* [What the task requires] Write every entry out again exactly, please, and skip the pictures.

Start of Dataset records

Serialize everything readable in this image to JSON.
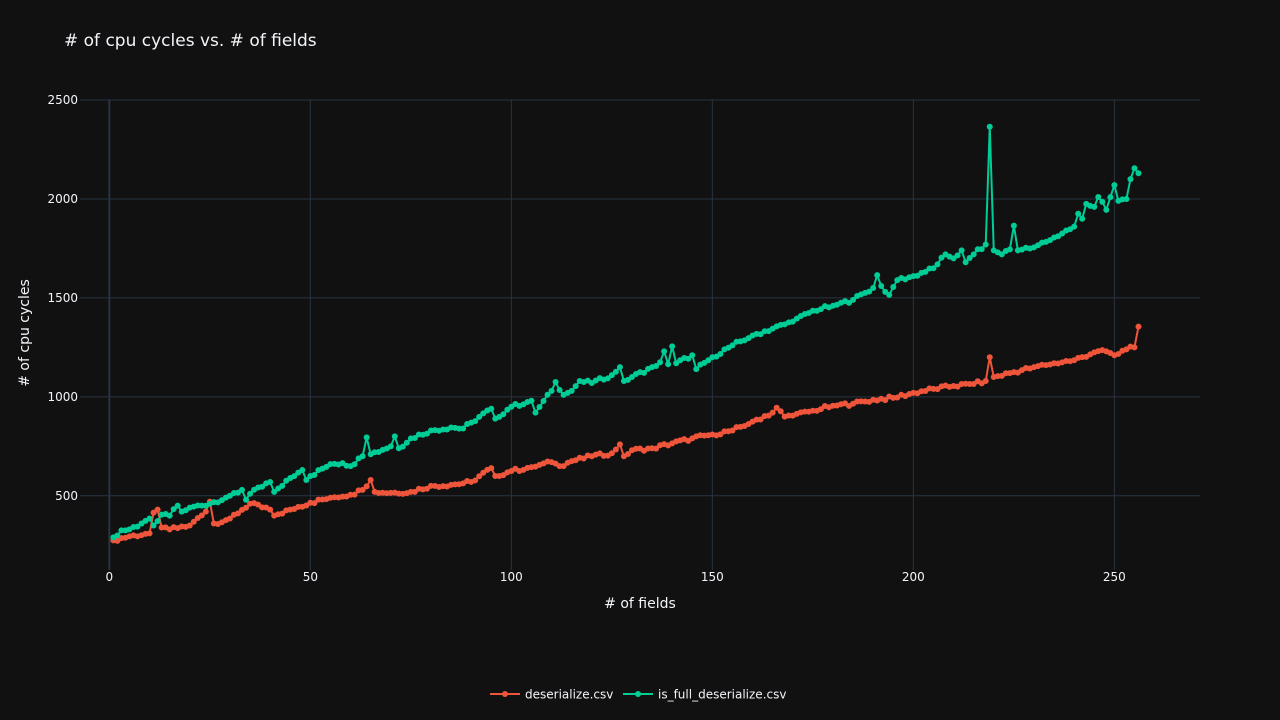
{
  "chart_data": {
    "type": "line",
    "title": "# of cpu cycles vs. # of fields",
    "xlabel": "# of fields",
    "ylabel": "# of cpu cycles",
    "xlim": [
      -7.3,
      271.3
    ],
    "ylim": [
      125,
      2500
    ],
    "xticks": [
      0,
      50,
      100,
      150,
      200,
      250
    ],
    "yticks": [
      500,
      1000,
      1500,
      2000,
      2500
    ],
    "grid": true,
    "legend_position": "bottom-center",
    "colors": {
      "background": "#111111",
      "grid": "#283442",
      "text": "#f2f5fa",
      "deserialize": "#EF553B",
      "is_full_deserialize": "#00CC96"
    },
    "series": [
      {
        "name": "deserialize.csv",
        "color": "#EF553B",
        "anchors": [
          [
            1,
            275
          ],
          [
            5,
            295
          ],
          [
            10,
            310
          ],
          [
            11,
            415
          ],
          [
            12,
            430
          ],
          [
            13,
            340
          ],
          [
            15,
            330
          ],
          [
            20,
            350
          ],
          [
            24,
            420
          ],
          [
            25,
            470
          ],
          [
            26,
            360
          ],
          [
            30,
            385
          ],
          [
            35,
            460
          ],
          [
            40,
            430
          ],
          [
            41,
            400
          ],
          [
            45,
            430
          ],
          [
            50,
            465
          ],
          [
            55,
            490
          ],
          [
            60,
            505
          ],
          [
            63,
            530
          ],
          [
            65,
            580
          ],
          [
            66,
            520
          ],
          [
            70,
            515
          ],
          [
            75,
            520
          ],
          [
            80,
            550
          ],
          [
            85,
            555
          ],
          [
            90,
            570
          ],
          [
            95,
            640
          ],
          [
            96,
            600
          ],
          [
            100,
            625
          ],
          [
            105,
            645
          ],
          [
            110,
            670
          ],
          [
            112,
            650
          ],
          [
            115,
            675
          ],
          [
            120,
            700
          ],
          [
            125,
            715
          ],
          [
            127,
            760
          ],
          [
            128,
            700
          ],
          [
            130,
            730
          ],
          [
            135,
            740
          ],
          [
            140,
            765
          ],
          [
            145,
            790
          ],
          [
            150,
            810
          ],
          [
            155,
            830
          ],
          [
            160,
            875
          ],
          [
            165,
            920
          ],
          [
            166,
            945
          ],
          [
            168,
            900
          ],
          [
            170,
            905
          ],
          [
            175,
            930
          ],
          [
            180,
            955
          ],
          [
            185,
            965
          ],
          [
            190,
            985
          ],
          [
            195,
            995
          ],
          [
            200,
            1020
          ],
          [
            205,
            1040
          ],
          [
            210,
            1055
          ],
          [
            215,
            1065
          ],
          [
            218,
            1080
          ],
          [
            219,
            1200
          ],
          [
            220,
            1100
          ],
          [
            225,
            1125
          ],
          [
            230,
            1150
          ],
          [
            235,
            1170
          ],
          [
            240,
            1185
          ],
          [
            245,
            1225
          ],
          [
            248,
            1230
          ],
          [
            250,
            1210
          ],
          [
            253,
            1240
          ],
          [
            255,
            1250
          ],
          [
            256,
            1355
          ]
        ]
      },
      {
        "name": "is_full_deserialize.csv",
        "color": "#00CC96",
        "anchors": [
          [
            1,
            290
          ],
          [
            3,
            325
          ],
          [
            5,
            330
          ],
          [
            8,
            360
          ],
          [
            10,
            385
          ],
          [
            11,
            350
          ],
          [
            13,
            405
          ],
          [
            15,
            400
          ],
          [
            17,
            450
          ],
          [
            18,
            420
          ],
          [
            20,
            440
          ],
          [
            25,
            460
          ],
          [
            30,
            500
          ],
          [
            33,
            530
          ],
          [
            34,
            480
          ],
          [
            35,
            510
          ],
          [
            40,
            570
          ],
          [
            41,
            520
          ],
          [
            45,
            590
          ],
          [
            48,
            630
          ],
          [
            49,
            580
          ],
          [
            50,
            600
          ],
          [
            55,
            660
          ],
          [
            58,
            665
          ],
          [
            60,
            650
          ],
          [
            63,
            700
          ],
          [
            64,
            795
          ],
          [
            65,
            710
          ],
          [
            70,
            750
          ],
          [
            71,
            800
          ],
          [
            72,
            740
          ],
          [
            75,
            790
          ],
          [
            80,
            830
          ],
          [
            85,
            845
          ],
          [
            88,
            840
          ],
          [
            90,
            870
          ],
          [
            95,
            940
          ],
          [
            96,
            890
          ],
          [
            100,
            950
          ],
          [
            105,
            980
          ],
          [
            106,
            920
          ],
          [
            110,
            1030
          ],
          [
            111,
            1075
          ],
          [
            113,
            1010
          ],
          [
            115,
            1030
          ],
          [
            117,
            1080
          ],
          [
            120,
            1070
          ],
          [
            125,
            1110
          ],
          [
            127,
            1150
          ],
          [
            128,
            1080
          ],
          [
            130,
            1100
          ],
          [
            135,
            1150
          ],
          [
            137,
            1175
          ],
          [
            138,
            1230
          ],
          [
            139,
            1165
          ],
          [
            140,
            1255
          ],
          [
            141,
            1170
          ],
          [
            145,
            1210
          ],
          [
            146,
            1140
          ],
          [
            150,
            1200
          ],
          [
            155,
            1260
          ],
          [
            160,
            1310
          ],
          [
            165,
            1345
          ],
          [
            170,
            1380
          ],
          [
            175,
            1435
          ],
          [
            180,
            1460
          ],
          [
            185,
            1490
          ],
          [
            190,
            1550
          ],
          [
            191,
            1615
          ],
          [
            192,
            1560
          ],
          [
            194,
            1515
          ],
          [
            196,
            1590
          ],
          [
            200,
            1610
          ],
          [
            205,
            1650
          ],
          [
            208,
            1720
          ],
          [
            210,
            1700
          ],
          [
            212,
            1740
          ],
          [
            213,
            1680
          ],
          [
            215,
            1720
          ],
          [
            218,
            1770
          ],
          [
            219,
            2365
          ],
          [
            220,
            1740
          ],
          [
            222,
            1720
          ],
          [
            224,
            1745
          ],
          [
            225,
            1865
          ],
          [
            226,
            1740
          ],
          [
            230,
            1755
          ],
          [
            235,
            1805
          ],
          [
            240,
            1860
          ],
          [
            241,
            1925
          ],
          [
            242,
            1900
          ],
          [
            243,
            1975
          ],
          [
            245,
            1960
          ],
          [
            246,
            2010
          ],
          [
            248,
            1945
          ],
          [
            250,
            2070
          ],
          [
            251,
            1990
          ],
          [
            253,
            2000
          ],
          [
            254,
            2100
          ],
          [
            255,
            2155
          ],
          [
            256,
            2130
          ]
        ]
      }
    ]
  }
}
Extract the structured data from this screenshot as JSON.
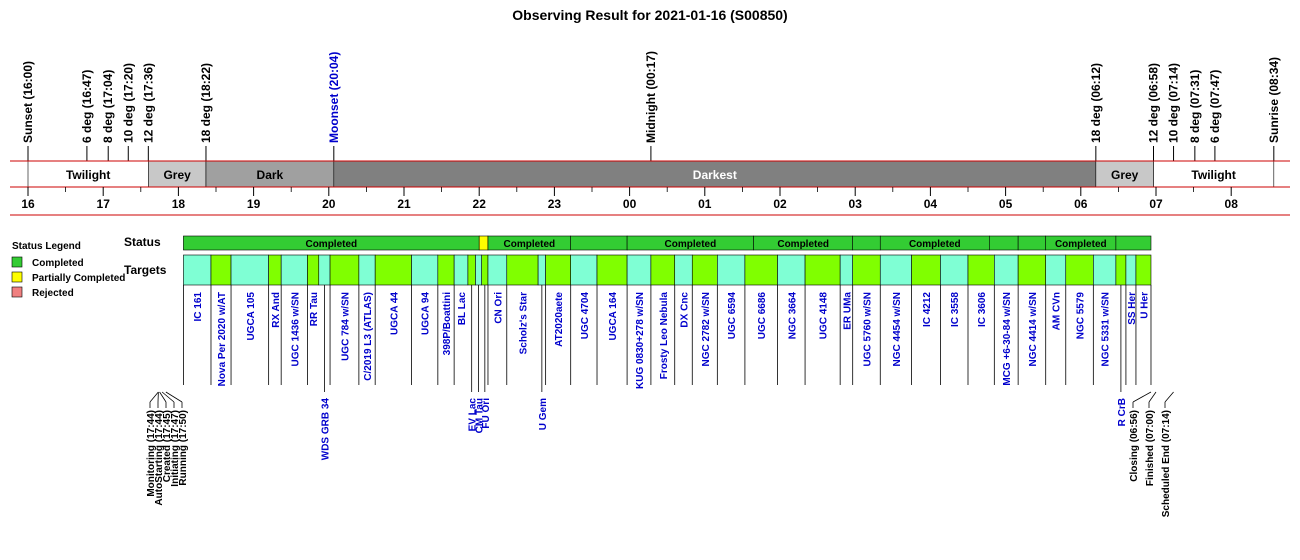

End of Dataset records

* [The solution]
Serialize everything readable in this image to JSON.
{
  "chart_data": {
    "type": "line",
    "title": "# of cpu cycles vs. # of fields",
    "xlabel": "# of fields",
    "ylabel": "# of cpu cycles",
    "xlim": [
      -7.3,
      271.3
    ],
    "ylim": [
      125,
      2500
    ],
    "xticks": [
      0,
      50,
      100,
      150,
      200,
      250
    ],
    "yticks": [
      500,
      1000,
      1500,
      2000,
      2500
    ],
    "grid": true,
    "legend_position": "bottom-center",
    "colors": {
      "background": "#111111",
      "grid": "#283442",
      "text": "#f2f5fa",
      "deserialize": "#EF553B",
      "is_full_deserialize": "#00CC96"
    },
    "series": [
      {
        "name": "deserialize.csv",
        "color": "#EF553B",
        "anchors": [
          [
            1,
            275
          ],
          [
            5,
            295
          ],
          [
            10,
            310
          ],
          [
            11,
            415
          ],
          [
            12,
            430
          ],
          [
            13,
            340
          ],
          [
            15,
            330
          ],
          [
            20,
            350
          ],
          [
            24,
            420
          ],
          [
            25,
            470
          ],
          [
            26,
            360
          ],
          [
            30,
            385
          ],
          [
            35,
            460
          ],
          [
            40,
            430
          ],
          [
            41,
            400
          ],
          [
            45,
            430
          ],
          [
            50,
            465
          ],
          [
            55,
            490
          ],
          [
            60,
            505
          ],
          [
            63,
            530
          ],
          [
            65,
            580
          ],
          [
            66,
            520
          ],
          [
            70,
            515
          ],
          [
            75,
            520
          ],
          [
            80,
            550
          ],
          [
            85,
            555
          ],
          [
            90,
            570
          ],
          [
            95,
            640
          ],
          [
            96,
            600
          ],
          [
            100,
            625
          ],
          [
            105,
            645
          ],
          [
            110,
            670
          ],
          [
            112,
            650
          ],
          [
            115,
            675
          ],
          [
            120,
            700
          ],
          [
            125,
            715
          ],
          [
            127,
            760
          ],
          [
            128,
            700
          ],
          [
            130,
            730
          ],
          [
            135,
            740
          ],
          [
            140,
            765
          ],
          [
            145,
            790
          ],
          [
            150,
            810
          ],
          [
            155,
            830
          ],
          [
            160,
            875
          ],
          [
            165,
            920
          ],
          [
            166,
            945
          ],
          [
            168,
            900
          ],
          [
            170,
            905
          ],
          [
            175,
            930
          ],
          [
            180,
            955
          ],
          [
            185,
            965
          ],
          [
            190,
            985
          ],
          [
            195,
            995
          ],
          [
            200,
            1020
          ],
          [
            205,
            1040
          ],
          [
            210,
            1055
          ],
          [
            215,
            1065
          ],
          [
            218,
            1080
          ],
          [
            219,
            1200
          ],
          [
            220,
            1100
          ],
          [
            225,
            1125
          ],
          [
            230,
            1150
          ],
          [
            235,
            1170
          ],
          [
            240,
            1185
          ],
          [
            245,
            1225
          ],
          [
            248,
            1230
          ],
          [
            250,
            1210
          ],
          [
            253,
            1240
          ],
          [
            255,
            1250
          ],
          [
            256,
            1355
          ]
        ]
      },
      {
        "name": "is_full_deserialize.csv",
        "color": "#00CC96",
        "anchors": [
          [
            1,
            290
          ],
          [
            3,
            325
          ],
          [
            5,
            330
          ],
          [
            8,
            360
          ],
          [
            10,
            385
          ],
          [
            11,
            350
          ],
          [
            13,
            405
          ],
          [
            15,
            400
          ],
          [
            17,
            450
          ],
          [
            18,
            420
          ],
          [
            20,
            440
          ],
          [
            25,
            460
          ],
          [
            30,
            500
          ],
          [
            33,
            530
          ],
          [
            34,
            480
          ],
          [
            35,
            510
          ],
          [
            40,
            570
          ],
          [
            41,
            520
          ],
          [
            45,
            590
          ],
          [
            48,
            630
          ],
          [
            49,
            580
          ],
          [
            50,
            600
          ],
          [
            55,
            660
          ],
          [
            58,
            665
          ],
          [
            60,
            650
          ],
          [
            63,
            700
          ],
          [
            64,
            795
          ],
          [
            65,
            710
          ],
          [
            70,
            750
          ],
          [
            71,
            800
          ],
          [
            72,
            740
          ],
          [
            75,
            790
          ],
          [
            80,
            830
          ],
          [
            85,
            845
          ],
          [
            88,
            840
          ],
          [
            90,
            870
          ],
          [
            95,
            940
          ],
          [
            96,
            890
          ],
          [
            100,
            950
          ],
          [
            105,
            980
          ],
          [
            106,
            920
          ],
          [
            110,
            1030
          ],
          [
            111,
            1075
          ],
          [
            113,
            1010
          ],
          [
            115,
            1030
          ],
          [
            117,
            1080
          ],
          [
            120,
            1070
          ],
          [
            125,
            1110
          ],
          [
            127,
            1150
          ],
          [
            128,
            1080
          ],
          [
            130,
            1100
          ],
          [
            135,
            1150
          ],
          [
            137,
            1175
          ],
          [
            138,
            1230
          ],
          [
            139,
            1165
          ],
          [
            140,
            1255
          ],
          [
            141,
            1170
          ],
          [
            145,
            1210
          ],
          [
            146,
            1140
          ],
          [
            150,
            1200
          ],
          [
            155,
            1260
          ],
          [
            160,
            1310
          ],
          [
            165,
            1345
          ],
          [
            170,
            1380
          ],
          [
            175,
            1435
          ],
          [
            180,
            1460
          ],
          [
            185,
            1490
          ],
          [
            190,
            1550
          ],
          [
            191,
            1615
          ],
          [
            192,
            1560
          ],
          [
            194,
            1515
          ],
          [
            196,
            1590
          ],
          [
            200,
            1610
          ],
          [
            205,
            1650
          ],
          [
            208,
            1720
          ],
          [
            210,
            1700
          ],
          [
            212,
            1740
          ],
          [
            213,
            1680
          ],
          [
            215,
            1720
          ],
          [
            218,
            1770
          ],
          [
            219,
            2365
          ],
          [
            220,
            1740
          ],
          [
            222,
            1720
          ],
          [
            224,
            1745
          ],
          [
            225,
            1865
          ],
          [
            226,
            1740
          ],
          [
            230,
            1755
          ],
          [
            235,
            1805
          ],
          [
            240,
            1860
          ],
          [
            241,
            1925
          ],
          [
            242,
            1900
          ],
          [
            243,
            1975
          ],
          [
            245,
            1960
          ],
          [
            246,
            2010
          ],
          [
            248,
            1945
          ],
          [
            250,
            2070
          ],
          [
            251,
            1990
          ],
          [
            253,
            2000
          ],
          [
            254,
            2100
          ],
          [
            255,
            2155
          ],
          [
            256,
            2130
          ]
        ]
      }
    ]
  }
}
Extract the structured data from this screenshot as JSON.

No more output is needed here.